Prompt.
From the entries that follow, pick out all lines holding "TERCEROS".
** Start of Dataset records **
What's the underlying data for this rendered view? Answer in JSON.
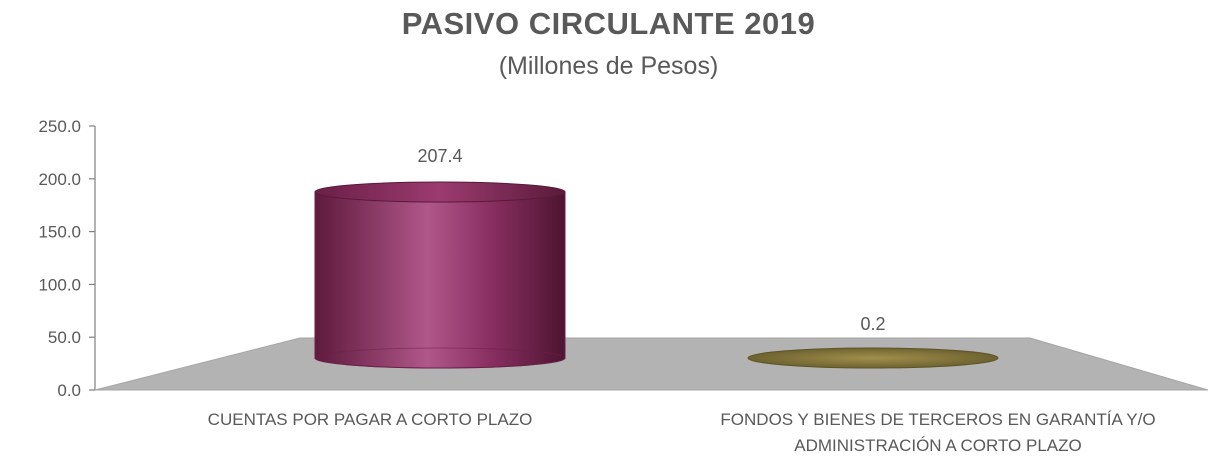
{
  "chart_data": {
    "type": "bar",
    "title": "PASIVO CIRCULANTE 2019",
    "subtitle": "(Millones de Pesos)",
    "categories": [
      "CUENTAS POR PAGAR A CORTO PLAZO",
      "FONDOS Y BIENES DE TERCEROS EN GARANTÍA Y/O ADMINISTRACIÓN A CORTO PLAZO"
    ],
    "category_lines": [
      [
        "CUENTAS POR PAGAR A CORTO PLAZO"
      ],
      [
        "FONDOS Y BIENES DE TERCEROS EN GARANTÍA Y/O",
        "ADMINISTRACIÓN A CORTO PLAZO"
      ]
    ],
    "values": [
      207.4,
      0.2
    ],
    "data_labels": [
      "207.4",
      "0.2"
    ],
    "bar_colors": [
      "#8a2a5c",
      "#8a7a3c"
    ],
    "ylim": [
      0,
      250
    ],
    "yticks": [
      "0.0",
      "50.0",
      "100.0",
      "150.0",
      "200.0",
      "250.0"
    ],
    "shape": "cylinder",
    "grid": false,
    "legend": "none"
  }
}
** End of Dataset records **
Written answer.
      "FONDOS Y BIENES DE TERCEROS EN GARANTÍA Y/O ADMINISTRACIÓN A CORTO PLAZO"
        "FONDOS Y BIENES DE TERCEROS EN GARANTÍA Y/O",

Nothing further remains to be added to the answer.